TRAVAIL DEMANDÉ
Recopiez à l'identique, dans le texte sur le pilotage des entreprises, tout le passage allant de « Pourquoi les dirigeants » jusqu'à « ce qui dérape. ».

EXTRAIT FOURNI

Pourquoi les dirigeants ont besoin de plus que la comptabilité pour piloter.

La performance ne se constate pas : elle se pilote.

En résumé :

L’expert-comptable joue un rôle essentiel : il éclaire la situation financière et apporte une vision fidèle et structurée de l’entreprise.
Simplement, cette vision ne suffit pas toujours à expliquer ce qui se passe derrière les chiffres ou à guider les décisions du quotidien.

En clair :

  • La comptabilité explique ce qui s’est passé.
  • Les tableaux de bord montrent ce qui dérape.
  • Mais ils ne disent ni pourquoi… ni comment corriger.
  • Dès que l’entreprise grandit, se transforme ou traverse une zone de turbulences, un pilotage plus structuré devient indispensable.

Ce que la comptabilité ne peut pas montrer

Tout va bien tant que l’entreprise évolue dans un environnement stable. Mais dès que les marges s’érodent, que les coûts explosent, que la trésorerie se tend, que l’activité devient plus complexe ou que la croissance s’accélère, la comptabilité ne suffit plus.
Les signaux sont souvent les mêmes : un chiffre d’affaires en hausse mais une rentabilité qui recule, des stocks qui augmentent plus vite que les ventes, un BFR qui explose, des écarts récurrents entre le terrain et les prévisions.
Et puis il y a des moments charnières : transmission d’entreprise, levée de fonds, investissement majeur, ouverture d’un nouveau site… autant de situations où avancer sans pilotage fiable devient délicat.
C’est précisément à ce moment-là qu’intervient le contrôle de gestion.

Du constat à l’action : le moment où le pilotage devient indispensable

Le rôle du contrôleur de gestion n’est pas de produire plus de chiffres, mais de leur donner du sens.

Données de segmentation de page:

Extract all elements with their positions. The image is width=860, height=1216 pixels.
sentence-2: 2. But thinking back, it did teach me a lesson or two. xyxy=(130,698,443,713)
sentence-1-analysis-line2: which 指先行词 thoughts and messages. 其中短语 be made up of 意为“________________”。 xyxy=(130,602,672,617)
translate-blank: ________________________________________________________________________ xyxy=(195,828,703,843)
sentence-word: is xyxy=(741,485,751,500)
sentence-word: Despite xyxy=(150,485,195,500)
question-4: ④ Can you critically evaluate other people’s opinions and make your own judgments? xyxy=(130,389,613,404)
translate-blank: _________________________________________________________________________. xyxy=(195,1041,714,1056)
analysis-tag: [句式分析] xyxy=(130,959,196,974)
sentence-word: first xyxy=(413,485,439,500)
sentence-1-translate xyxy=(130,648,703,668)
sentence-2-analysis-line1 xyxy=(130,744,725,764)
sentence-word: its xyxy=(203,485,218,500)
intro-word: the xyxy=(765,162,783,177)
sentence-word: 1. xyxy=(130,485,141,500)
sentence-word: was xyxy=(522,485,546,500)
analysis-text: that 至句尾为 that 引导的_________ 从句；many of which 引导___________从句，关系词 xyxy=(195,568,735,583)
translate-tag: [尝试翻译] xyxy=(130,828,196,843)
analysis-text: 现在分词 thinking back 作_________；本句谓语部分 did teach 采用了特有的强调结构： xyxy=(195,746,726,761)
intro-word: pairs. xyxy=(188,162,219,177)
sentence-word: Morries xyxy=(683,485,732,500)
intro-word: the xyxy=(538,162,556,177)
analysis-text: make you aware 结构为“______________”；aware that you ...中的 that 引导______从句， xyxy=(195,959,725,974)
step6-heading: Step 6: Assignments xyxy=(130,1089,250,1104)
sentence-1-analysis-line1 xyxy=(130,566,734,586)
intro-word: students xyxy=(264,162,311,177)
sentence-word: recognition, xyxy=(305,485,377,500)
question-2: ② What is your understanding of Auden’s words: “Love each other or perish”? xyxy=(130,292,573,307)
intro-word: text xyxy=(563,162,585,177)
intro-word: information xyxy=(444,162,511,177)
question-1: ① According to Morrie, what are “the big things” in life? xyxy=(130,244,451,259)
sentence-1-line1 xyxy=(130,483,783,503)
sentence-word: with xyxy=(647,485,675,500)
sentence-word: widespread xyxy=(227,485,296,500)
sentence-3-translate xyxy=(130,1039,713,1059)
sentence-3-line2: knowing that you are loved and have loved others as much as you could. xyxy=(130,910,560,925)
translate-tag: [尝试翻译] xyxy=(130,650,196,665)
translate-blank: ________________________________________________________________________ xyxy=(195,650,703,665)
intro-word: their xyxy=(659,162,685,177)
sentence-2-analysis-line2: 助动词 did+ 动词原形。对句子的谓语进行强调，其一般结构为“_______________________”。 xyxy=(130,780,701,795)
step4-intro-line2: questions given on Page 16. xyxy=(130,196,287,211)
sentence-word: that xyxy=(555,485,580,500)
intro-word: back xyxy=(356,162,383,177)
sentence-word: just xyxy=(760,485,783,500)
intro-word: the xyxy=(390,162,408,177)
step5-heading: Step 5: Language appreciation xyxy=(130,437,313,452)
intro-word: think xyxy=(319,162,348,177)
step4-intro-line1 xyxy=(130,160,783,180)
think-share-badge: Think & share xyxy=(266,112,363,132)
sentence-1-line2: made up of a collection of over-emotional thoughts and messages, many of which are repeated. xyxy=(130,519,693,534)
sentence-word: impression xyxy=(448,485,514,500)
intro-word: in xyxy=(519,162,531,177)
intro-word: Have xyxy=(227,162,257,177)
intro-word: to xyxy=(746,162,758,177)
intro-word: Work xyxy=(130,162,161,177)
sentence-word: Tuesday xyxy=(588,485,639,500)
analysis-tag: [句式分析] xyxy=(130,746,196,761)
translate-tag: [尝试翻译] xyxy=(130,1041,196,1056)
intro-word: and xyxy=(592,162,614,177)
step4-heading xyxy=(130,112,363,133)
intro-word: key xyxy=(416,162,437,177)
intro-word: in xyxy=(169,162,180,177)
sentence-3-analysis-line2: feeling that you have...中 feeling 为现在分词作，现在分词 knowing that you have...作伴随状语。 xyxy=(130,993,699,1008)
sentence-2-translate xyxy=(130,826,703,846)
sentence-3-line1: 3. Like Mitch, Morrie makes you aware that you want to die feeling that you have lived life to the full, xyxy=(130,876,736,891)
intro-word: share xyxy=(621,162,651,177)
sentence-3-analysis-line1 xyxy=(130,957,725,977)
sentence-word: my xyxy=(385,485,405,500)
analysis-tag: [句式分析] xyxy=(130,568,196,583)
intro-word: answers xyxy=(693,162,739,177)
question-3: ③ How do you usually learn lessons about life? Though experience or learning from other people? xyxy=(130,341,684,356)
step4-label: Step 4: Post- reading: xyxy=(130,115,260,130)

SOLUTION PROPOSÉE
Pourquoi les dirigeants ont besoin de plus que la comptabilité pour piloter.

La performance ne se constate pas : elle se pilote.

En résumé :

L’expert-comptable joue un rôle essentiel : il éclaire la situation financière et apporte une vision fidèle et structurée de l’entreprise.
Simplement, cette vision ne suffit pas toujours à expliquer ce qui se passe derrière les chiffres ou à guider les décisions du quotidien.

En clair :

  • La comptabilité explique ce qui s’est passé.
  • Les tableaux de bord montrent ce qui dérape.